§ **To do**
Lines holding the string "podstawie" are the ones to copy; find them all in the data.

§ **The data**
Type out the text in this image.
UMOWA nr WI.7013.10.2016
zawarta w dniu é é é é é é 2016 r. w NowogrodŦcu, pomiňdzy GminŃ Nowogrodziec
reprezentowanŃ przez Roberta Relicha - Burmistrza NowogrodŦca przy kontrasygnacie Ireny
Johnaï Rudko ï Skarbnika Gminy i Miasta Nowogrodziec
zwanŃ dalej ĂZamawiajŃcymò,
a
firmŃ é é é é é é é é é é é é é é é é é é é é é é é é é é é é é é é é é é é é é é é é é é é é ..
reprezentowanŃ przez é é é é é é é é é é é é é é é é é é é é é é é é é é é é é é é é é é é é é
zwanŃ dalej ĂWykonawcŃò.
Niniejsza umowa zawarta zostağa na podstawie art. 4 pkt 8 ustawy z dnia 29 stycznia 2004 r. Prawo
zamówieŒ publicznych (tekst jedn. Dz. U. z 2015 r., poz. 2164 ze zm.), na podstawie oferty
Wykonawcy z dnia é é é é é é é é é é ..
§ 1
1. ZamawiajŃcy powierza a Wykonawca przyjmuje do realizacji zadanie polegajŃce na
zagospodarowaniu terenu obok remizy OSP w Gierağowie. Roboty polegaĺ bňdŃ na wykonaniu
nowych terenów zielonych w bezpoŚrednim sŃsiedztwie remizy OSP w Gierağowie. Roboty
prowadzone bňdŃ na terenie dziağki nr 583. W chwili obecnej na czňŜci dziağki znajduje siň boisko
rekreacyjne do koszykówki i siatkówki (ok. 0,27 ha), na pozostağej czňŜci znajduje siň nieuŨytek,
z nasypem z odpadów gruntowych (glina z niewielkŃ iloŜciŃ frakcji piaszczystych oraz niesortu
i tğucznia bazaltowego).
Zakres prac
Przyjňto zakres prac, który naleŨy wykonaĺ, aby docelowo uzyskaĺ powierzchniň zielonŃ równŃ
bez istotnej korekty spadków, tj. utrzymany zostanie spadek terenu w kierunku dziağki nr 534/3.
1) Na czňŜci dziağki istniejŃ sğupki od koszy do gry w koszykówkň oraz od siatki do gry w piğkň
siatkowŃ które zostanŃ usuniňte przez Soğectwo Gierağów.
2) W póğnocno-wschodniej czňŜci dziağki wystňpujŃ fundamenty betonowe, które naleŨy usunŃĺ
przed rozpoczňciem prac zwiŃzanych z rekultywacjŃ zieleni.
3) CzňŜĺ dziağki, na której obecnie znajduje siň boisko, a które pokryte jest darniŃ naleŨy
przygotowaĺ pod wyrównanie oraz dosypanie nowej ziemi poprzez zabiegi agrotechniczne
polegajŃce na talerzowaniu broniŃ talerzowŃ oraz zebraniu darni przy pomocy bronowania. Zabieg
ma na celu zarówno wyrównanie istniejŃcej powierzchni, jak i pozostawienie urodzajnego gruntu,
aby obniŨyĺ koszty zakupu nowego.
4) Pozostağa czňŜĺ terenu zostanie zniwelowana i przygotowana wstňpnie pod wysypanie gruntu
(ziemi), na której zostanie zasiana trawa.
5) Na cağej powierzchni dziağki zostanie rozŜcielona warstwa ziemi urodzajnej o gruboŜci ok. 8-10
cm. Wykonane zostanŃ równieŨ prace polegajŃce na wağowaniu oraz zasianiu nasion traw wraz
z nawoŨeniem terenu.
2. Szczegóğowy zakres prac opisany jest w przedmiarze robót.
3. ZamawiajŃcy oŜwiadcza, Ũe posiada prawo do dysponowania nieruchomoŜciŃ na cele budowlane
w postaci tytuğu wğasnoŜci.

§ **Worked solution**
Niniejsza umowa zawarta zostağa na podstawie art. 4 pkt 8 ustawy z dnia 29 stycznia 2004 r. Prawo
zamówieŒ publicznych (tekst jedn. Dz. U. z 2015 r., poz. 2164 ze zm.), na podstawie oferty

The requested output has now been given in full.